Records about charts and figures:

** begin **

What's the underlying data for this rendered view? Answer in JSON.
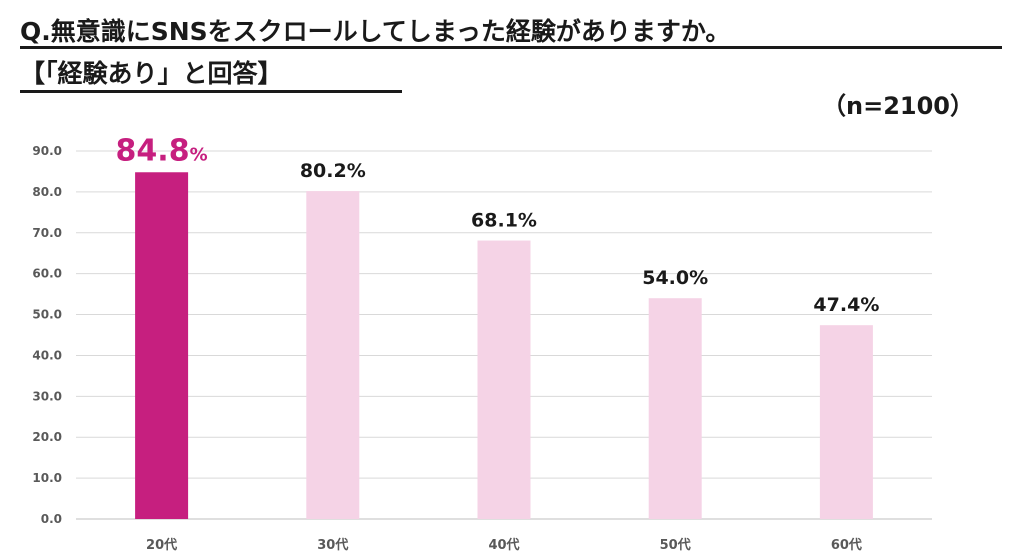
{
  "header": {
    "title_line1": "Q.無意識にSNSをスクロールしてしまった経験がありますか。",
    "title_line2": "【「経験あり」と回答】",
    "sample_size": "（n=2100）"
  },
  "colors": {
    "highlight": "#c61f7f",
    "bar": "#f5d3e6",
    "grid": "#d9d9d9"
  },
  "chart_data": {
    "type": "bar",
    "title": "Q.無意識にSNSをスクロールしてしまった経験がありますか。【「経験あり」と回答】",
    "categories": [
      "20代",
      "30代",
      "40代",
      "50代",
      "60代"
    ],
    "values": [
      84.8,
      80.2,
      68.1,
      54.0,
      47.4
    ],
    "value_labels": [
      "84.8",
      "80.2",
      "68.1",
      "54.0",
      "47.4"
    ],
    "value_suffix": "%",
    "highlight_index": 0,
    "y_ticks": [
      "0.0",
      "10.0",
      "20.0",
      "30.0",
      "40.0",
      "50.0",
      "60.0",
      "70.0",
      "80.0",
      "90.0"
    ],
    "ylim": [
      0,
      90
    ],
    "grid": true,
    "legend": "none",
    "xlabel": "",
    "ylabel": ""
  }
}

** end **

**WHAT YOU HAVE TO DO:** Print the complete listing exactly, apart from any pictures.

**OUTPUT BELOW:**
What's the underlying data for this rendered view? Answer in JSON.
{
  "header": {
    "title_line1": "Q.無意識にSNSをスクロールしてしまった経験がありますか。",
    "title_line2": "【「経験あり」と回答】",
    "sample_size": "（n=2100）"
  },
  "colors": {
    "highlight": "#c61f7f",
    "bar": "#f5d3e6",
    "grid": "#d9d9d9"
  },
  "chart_data": {
    "type": "bar",
    "title": "Q.無意識にSNSをスクロールしてしまった経験がありますか。【「経験あり」と回答】",
    "categories": [
      "20代",
      "30代",
      "40代",
      "50代",
      "60代"
    ],
    "values": [
      84.8,
      80.2,
      68.1,
      54.0,
      47.4
    ],
    "value_labels": [
      "84.8",
      "80.2",
      "68.1",
      "54.0",
      "47.4"
    ],
    "value_suffix": "%",
    "highlight_index": 0,
    "y_ticks": [
      "0.0",
      "10.0",
      "20.0",
      "30.0",
      "40.0",
      "50.0",
      "60.0",
      "70.0",
      "80.0",
      "90.0"
    ],
    "ylim": [
      0,
      90
    ],
    "grid": true,
    "legend": "none",
    "xlabel": "",
    "ylabel": ""
  }
}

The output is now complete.